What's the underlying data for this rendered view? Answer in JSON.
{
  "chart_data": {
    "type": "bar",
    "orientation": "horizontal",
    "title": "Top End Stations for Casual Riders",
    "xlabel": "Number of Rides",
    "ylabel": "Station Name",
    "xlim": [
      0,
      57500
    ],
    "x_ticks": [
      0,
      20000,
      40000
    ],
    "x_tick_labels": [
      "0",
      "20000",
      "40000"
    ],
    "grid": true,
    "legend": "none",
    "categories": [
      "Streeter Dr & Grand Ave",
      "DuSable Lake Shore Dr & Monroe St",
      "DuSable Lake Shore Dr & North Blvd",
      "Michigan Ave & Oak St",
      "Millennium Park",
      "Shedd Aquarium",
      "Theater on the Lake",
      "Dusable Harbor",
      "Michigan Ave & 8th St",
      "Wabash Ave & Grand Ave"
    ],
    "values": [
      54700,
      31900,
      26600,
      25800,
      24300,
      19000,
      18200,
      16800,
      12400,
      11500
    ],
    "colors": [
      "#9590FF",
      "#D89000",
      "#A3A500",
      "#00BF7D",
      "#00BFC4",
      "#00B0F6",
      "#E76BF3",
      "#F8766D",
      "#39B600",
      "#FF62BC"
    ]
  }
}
= = = = = = =
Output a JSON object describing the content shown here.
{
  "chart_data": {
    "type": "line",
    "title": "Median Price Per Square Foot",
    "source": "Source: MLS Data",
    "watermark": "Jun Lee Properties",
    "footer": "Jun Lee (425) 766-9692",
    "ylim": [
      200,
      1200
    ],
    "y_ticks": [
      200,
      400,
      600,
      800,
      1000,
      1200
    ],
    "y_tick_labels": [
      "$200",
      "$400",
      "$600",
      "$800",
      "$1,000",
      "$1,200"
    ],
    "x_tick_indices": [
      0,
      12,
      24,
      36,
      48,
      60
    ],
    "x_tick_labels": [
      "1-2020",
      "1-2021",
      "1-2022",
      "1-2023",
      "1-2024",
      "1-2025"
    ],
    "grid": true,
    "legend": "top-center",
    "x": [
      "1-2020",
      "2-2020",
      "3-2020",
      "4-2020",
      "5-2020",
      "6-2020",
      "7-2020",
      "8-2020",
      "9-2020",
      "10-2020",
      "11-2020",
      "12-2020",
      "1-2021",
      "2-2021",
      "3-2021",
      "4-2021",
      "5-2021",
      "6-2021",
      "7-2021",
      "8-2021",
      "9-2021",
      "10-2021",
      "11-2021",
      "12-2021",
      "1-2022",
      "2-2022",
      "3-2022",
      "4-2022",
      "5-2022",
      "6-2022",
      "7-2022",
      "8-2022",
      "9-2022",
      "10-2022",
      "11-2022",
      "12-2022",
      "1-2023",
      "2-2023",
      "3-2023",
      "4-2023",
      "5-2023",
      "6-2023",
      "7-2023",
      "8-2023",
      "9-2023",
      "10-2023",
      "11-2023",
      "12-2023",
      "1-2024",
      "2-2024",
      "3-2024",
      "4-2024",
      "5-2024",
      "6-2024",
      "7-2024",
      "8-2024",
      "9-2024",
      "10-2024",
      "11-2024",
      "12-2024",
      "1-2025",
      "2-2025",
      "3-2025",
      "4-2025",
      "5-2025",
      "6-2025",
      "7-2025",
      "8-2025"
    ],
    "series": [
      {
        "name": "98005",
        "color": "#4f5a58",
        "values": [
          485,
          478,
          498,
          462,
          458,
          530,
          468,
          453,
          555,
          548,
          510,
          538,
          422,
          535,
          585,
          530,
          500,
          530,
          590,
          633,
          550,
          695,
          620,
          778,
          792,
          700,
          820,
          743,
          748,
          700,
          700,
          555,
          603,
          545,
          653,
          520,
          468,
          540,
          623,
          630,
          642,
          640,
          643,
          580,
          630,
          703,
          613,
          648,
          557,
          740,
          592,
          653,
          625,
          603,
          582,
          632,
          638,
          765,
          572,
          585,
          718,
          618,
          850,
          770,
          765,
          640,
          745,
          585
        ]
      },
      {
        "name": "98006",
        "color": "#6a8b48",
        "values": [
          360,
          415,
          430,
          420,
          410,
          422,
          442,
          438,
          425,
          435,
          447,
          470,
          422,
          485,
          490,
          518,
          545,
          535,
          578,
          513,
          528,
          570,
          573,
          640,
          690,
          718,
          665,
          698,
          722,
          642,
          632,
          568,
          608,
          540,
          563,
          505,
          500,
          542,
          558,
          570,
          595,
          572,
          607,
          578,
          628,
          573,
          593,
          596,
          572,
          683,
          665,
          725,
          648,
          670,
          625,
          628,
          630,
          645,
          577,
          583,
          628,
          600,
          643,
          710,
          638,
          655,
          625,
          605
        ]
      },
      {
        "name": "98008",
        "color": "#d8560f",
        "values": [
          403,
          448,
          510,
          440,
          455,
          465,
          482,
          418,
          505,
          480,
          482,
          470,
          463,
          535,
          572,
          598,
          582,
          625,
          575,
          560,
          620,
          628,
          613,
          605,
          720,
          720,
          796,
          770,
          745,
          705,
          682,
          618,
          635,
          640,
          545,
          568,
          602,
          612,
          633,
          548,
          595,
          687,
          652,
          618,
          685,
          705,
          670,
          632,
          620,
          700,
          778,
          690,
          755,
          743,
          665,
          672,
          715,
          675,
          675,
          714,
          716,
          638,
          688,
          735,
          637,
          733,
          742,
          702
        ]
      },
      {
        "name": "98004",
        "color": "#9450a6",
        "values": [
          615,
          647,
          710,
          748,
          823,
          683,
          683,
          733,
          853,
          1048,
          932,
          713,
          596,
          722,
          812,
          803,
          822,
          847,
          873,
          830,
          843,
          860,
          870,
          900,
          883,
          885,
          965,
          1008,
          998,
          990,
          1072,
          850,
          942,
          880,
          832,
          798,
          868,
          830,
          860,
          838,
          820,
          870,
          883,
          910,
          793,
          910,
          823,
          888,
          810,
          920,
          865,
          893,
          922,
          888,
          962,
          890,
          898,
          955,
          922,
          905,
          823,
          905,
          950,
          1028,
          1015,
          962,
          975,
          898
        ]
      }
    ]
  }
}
= = = = = = =
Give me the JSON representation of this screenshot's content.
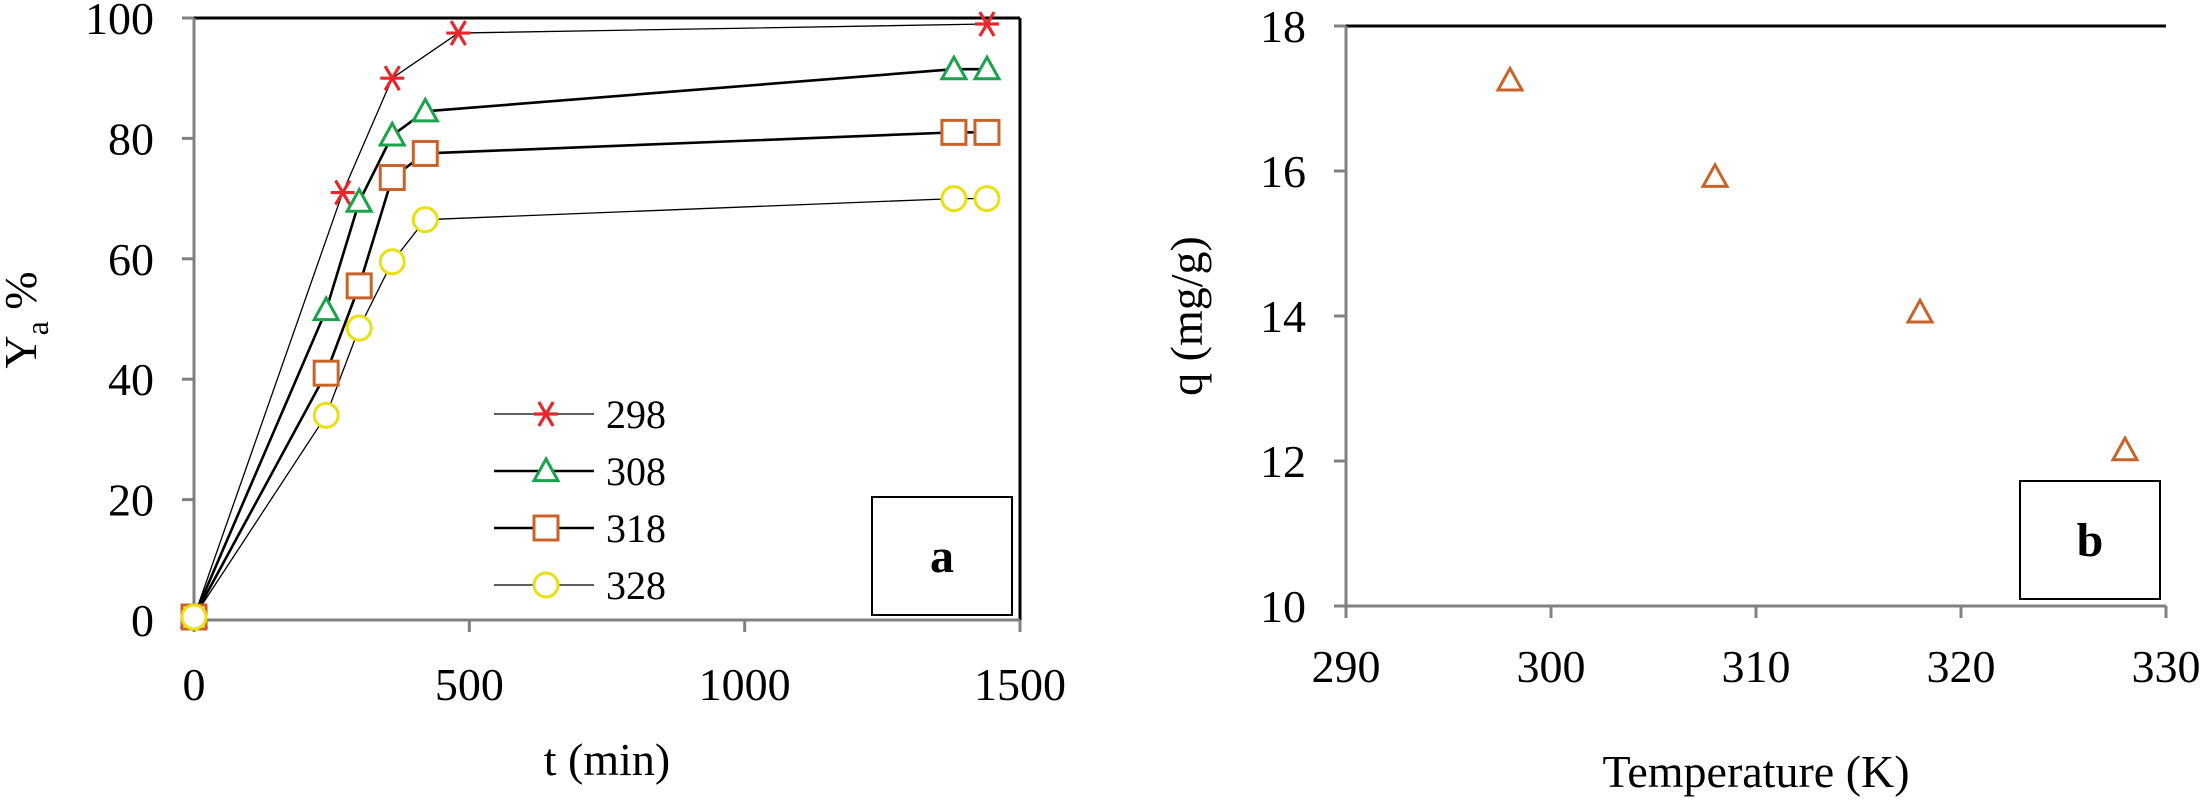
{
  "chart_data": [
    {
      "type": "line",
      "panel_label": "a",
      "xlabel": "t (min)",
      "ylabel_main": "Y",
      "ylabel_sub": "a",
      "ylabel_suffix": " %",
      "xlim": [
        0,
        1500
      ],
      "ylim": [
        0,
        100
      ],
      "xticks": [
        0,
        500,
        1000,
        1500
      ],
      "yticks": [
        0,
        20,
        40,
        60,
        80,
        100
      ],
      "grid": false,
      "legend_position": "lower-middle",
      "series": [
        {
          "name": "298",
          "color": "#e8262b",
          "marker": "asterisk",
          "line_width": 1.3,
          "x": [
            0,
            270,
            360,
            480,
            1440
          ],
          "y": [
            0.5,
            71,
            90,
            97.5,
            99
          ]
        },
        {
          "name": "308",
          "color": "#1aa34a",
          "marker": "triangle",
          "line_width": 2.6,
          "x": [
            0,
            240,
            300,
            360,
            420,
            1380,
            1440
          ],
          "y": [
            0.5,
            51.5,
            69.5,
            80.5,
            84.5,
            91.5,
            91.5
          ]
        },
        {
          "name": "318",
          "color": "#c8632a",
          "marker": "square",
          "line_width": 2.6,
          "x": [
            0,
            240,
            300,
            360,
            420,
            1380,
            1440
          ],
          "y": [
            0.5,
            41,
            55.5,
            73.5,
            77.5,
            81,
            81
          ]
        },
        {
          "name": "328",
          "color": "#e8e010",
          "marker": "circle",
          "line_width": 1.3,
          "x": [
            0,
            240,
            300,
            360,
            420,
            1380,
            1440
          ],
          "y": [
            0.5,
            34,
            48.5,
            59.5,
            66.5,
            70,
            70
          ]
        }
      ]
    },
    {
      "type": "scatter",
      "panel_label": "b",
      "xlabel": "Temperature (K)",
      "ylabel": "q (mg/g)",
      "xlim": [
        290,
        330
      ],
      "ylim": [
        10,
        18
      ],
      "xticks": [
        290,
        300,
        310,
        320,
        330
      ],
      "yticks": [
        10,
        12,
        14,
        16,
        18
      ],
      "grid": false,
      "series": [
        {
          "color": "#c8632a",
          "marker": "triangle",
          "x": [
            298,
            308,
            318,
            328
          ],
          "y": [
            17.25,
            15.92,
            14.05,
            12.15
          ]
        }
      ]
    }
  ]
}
= = = = = = =
Copy out every line holding the string "this".

## REPLY TO THE EXERCISE
What's the underlying data for this rendered view? Answer in JSON.
Give me the JSON representation of this screenshot's content.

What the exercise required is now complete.